AIM OF THE EXERCISE:
Count lines holding the word "name". Only the number is wanted.

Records
•••••

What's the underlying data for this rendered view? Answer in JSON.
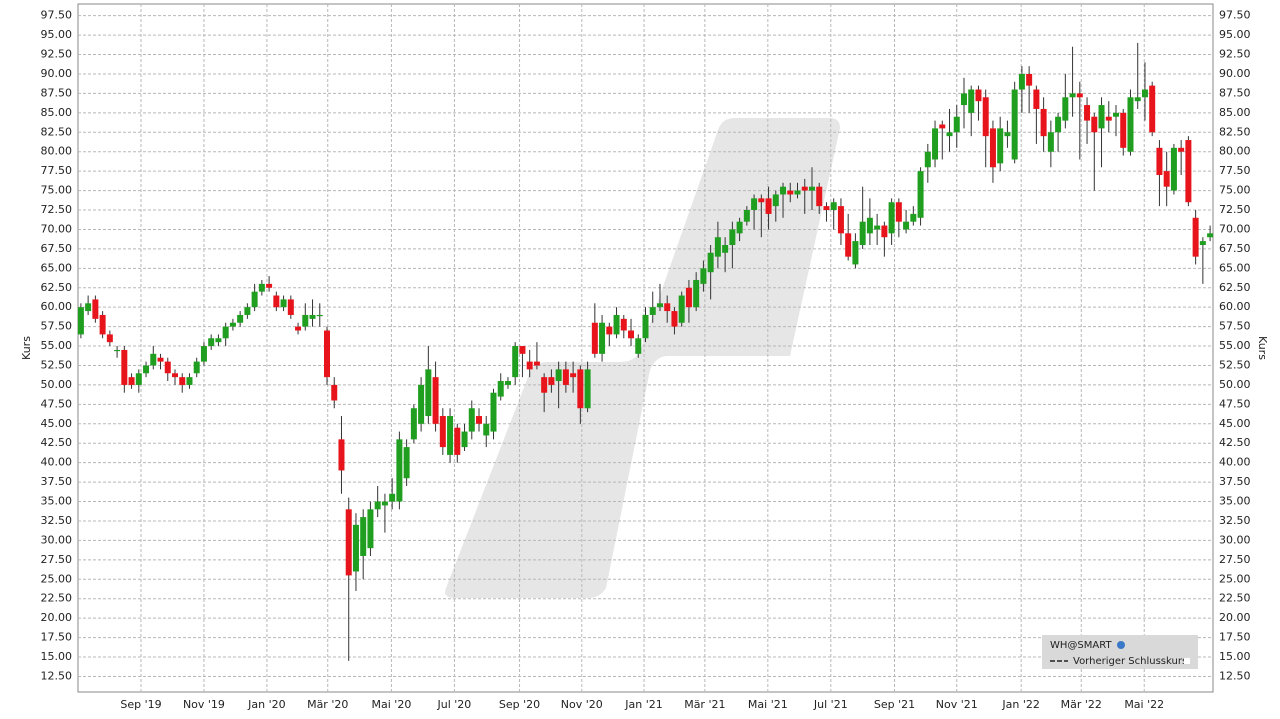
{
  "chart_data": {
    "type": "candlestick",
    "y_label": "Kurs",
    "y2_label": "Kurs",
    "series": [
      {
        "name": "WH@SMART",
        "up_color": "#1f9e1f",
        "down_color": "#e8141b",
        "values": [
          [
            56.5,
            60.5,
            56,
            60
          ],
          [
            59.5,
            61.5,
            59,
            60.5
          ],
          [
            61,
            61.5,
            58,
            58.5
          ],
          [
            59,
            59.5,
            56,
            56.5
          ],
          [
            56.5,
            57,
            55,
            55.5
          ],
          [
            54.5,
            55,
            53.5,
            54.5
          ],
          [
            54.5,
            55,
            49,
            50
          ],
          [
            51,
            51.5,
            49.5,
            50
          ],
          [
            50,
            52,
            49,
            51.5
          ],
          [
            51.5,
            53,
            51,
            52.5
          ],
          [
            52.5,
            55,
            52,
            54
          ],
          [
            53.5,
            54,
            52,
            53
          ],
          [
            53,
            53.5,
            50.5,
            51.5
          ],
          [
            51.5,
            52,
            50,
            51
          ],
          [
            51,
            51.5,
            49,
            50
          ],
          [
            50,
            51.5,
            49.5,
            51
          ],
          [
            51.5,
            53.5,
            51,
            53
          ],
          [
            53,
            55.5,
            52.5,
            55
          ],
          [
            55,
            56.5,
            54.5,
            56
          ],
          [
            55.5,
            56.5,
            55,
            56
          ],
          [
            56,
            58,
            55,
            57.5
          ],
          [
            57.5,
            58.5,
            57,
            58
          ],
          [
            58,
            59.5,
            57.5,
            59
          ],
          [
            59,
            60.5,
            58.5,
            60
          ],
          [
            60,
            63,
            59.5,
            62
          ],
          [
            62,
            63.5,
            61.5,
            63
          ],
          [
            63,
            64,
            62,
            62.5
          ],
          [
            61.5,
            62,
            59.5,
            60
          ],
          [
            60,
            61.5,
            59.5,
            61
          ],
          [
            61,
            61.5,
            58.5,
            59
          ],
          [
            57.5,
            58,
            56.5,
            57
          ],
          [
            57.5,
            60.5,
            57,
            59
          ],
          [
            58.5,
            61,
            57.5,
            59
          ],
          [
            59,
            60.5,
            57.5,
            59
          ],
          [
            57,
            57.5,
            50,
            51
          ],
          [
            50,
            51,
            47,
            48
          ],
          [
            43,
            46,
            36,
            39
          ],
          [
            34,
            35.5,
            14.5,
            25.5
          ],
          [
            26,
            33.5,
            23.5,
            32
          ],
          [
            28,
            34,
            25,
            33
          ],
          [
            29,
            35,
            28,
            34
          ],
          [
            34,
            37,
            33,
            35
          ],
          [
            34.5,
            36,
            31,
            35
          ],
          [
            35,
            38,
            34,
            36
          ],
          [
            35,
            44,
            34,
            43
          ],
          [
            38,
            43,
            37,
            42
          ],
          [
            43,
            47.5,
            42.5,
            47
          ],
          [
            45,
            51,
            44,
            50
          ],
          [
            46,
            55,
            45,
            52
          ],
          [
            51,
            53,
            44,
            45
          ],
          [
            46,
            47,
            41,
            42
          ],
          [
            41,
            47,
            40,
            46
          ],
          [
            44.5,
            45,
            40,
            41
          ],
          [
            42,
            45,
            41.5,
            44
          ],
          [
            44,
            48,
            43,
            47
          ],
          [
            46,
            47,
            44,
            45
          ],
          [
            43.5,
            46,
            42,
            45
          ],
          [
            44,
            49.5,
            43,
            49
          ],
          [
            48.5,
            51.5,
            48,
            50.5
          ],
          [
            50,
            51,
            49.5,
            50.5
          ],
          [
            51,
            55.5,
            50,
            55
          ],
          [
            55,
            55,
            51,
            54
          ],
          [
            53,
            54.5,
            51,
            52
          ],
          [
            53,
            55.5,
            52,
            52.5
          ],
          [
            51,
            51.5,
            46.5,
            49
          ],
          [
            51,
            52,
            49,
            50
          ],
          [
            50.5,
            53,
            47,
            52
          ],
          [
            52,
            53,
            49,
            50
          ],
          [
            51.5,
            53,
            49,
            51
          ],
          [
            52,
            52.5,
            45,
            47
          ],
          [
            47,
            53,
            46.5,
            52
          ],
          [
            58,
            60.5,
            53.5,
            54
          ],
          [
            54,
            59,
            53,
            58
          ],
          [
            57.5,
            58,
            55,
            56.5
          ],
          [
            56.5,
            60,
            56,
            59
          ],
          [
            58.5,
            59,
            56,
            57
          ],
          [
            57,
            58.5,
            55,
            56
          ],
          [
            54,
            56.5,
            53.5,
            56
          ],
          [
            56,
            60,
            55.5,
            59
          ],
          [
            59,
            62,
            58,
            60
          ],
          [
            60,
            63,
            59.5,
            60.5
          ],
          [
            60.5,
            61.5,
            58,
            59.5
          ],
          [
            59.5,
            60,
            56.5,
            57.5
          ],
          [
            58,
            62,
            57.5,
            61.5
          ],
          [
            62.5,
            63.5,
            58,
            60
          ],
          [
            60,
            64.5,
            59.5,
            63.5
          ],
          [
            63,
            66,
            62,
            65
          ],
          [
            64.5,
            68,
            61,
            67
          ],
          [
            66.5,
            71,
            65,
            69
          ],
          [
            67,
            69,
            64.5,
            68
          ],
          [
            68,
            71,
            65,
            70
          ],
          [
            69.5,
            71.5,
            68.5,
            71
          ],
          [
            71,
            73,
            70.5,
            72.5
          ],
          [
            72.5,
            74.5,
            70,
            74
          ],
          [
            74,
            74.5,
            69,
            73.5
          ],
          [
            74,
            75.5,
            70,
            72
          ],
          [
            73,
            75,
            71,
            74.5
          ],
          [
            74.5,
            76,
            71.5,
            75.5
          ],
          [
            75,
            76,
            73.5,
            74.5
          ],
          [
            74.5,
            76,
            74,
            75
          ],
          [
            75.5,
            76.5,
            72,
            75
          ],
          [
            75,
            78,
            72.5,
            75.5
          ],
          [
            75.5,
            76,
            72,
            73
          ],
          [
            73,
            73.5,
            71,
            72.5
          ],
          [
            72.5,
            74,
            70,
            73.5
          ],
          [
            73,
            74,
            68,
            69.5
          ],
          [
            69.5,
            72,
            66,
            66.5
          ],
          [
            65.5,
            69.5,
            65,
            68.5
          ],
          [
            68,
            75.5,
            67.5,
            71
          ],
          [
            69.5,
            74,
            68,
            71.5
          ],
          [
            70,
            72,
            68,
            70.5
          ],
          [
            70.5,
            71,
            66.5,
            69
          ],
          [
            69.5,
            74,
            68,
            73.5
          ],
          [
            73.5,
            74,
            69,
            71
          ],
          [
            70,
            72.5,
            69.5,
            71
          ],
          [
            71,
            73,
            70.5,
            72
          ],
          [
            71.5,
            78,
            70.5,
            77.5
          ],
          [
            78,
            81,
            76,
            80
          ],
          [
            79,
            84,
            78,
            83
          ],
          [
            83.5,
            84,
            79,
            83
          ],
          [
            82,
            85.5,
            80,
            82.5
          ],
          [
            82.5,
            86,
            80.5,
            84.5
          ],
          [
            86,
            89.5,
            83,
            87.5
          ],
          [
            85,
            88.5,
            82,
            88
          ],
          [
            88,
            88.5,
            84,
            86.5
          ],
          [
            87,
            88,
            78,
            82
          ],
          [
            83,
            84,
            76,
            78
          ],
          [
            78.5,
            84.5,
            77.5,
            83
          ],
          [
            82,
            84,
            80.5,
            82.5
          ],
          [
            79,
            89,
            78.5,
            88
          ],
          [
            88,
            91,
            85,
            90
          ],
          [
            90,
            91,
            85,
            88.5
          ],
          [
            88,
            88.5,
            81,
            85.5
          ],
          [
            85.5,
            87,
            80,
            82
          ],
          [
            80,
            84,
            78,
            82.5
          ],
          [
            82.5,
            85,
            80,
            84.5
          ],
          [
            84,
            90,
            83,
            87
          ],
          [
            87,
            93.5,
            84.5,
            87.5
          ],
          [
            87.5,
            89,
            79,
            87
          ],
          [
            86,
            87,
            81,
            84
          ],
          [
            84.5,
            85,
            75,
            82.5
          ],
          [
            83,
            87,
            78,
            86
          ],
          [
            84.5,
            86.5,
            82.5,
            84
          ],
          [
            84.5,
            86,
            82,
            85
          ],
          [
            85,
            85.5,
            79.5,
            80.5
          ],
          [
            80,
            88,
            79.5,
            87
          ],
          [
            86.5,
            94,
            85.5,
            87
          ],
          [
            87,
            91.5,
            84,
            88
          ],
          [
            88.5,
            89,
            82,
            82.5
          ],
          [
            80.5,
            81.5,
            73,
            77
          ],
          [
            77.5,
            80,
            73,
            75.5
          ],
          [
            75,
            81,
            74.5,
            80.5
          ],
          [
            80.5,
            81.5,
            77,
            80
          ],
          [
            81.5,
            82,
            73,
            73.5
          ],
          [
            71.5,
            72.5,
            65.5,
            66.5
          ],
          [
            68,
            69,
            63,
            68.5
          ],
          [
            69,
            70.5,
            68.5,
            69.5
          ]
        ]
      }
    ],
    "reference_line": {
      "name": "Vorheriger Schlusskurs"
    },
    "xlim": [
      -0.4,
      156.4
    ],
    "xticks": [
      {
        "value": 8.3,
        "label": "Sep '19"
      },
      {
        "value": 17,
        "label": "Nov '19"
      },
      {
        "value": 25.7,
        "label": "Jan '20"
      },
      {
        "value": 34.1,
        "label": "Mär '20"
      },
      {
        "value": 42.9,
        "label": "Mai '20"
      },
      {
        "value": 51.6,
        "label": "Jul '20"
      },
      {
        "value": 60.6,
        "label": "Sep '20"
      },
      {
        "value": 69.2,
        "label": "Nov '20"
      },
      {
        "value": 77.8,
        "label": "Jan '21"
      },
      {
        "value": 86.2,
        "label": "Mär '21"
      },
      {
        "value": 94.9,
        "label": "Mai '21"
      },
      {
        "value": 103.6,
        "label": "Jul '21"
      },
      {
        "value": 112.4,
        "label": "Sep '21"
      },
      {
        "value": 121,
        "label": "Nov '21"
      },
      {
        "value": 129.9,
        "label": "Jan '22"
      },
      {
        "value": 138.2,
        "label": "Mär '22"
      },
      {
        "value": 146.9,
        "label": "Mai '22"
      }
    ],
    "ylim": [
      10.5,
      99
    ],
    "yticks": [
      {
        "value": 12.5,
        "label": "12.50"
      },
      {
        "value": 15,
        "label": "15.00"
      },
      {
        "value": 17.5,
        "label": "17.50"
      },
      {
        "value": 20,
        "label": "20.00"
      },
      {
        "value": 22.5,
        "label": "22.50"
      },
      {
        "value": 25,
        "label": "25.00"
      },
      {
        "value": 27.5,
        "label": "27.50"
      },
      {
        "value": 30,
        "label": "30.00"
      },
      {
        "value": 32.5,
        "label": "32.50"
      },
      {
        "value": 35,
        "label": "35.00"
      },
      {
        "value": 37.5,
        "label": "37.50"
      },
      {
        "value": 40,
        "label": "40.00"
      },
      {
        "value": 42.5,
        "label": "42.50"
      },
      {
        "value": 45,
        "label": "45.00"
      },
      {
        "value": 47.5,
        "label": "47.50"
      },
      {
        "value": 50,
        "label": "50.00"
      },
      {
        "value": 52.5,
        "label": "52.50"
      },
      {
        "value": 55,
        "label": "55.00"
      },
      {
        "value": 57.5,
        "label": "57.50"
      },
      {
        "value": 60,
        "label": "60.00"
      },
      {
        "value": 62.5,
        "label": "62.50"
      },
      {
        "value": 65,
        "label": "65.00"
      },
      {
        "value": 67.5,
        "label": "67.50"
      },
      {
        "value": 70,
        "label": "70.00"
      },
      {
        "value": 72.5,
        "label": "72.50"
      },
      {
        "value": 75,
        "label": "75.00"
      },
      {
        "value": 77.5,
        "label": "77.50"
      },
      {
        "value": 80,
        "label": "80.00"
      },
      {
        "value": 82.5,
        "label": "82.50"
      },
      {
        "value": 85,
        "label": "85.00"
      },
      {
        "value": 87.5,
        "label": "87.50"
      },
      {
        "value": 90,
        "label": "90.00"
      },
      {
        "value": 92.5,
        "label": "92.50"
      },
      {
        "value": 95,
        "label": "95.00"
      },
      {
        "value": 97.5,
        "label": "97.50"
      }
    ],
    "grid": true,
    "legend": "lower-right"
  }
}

•••••

SOLVED EXERCISE:
2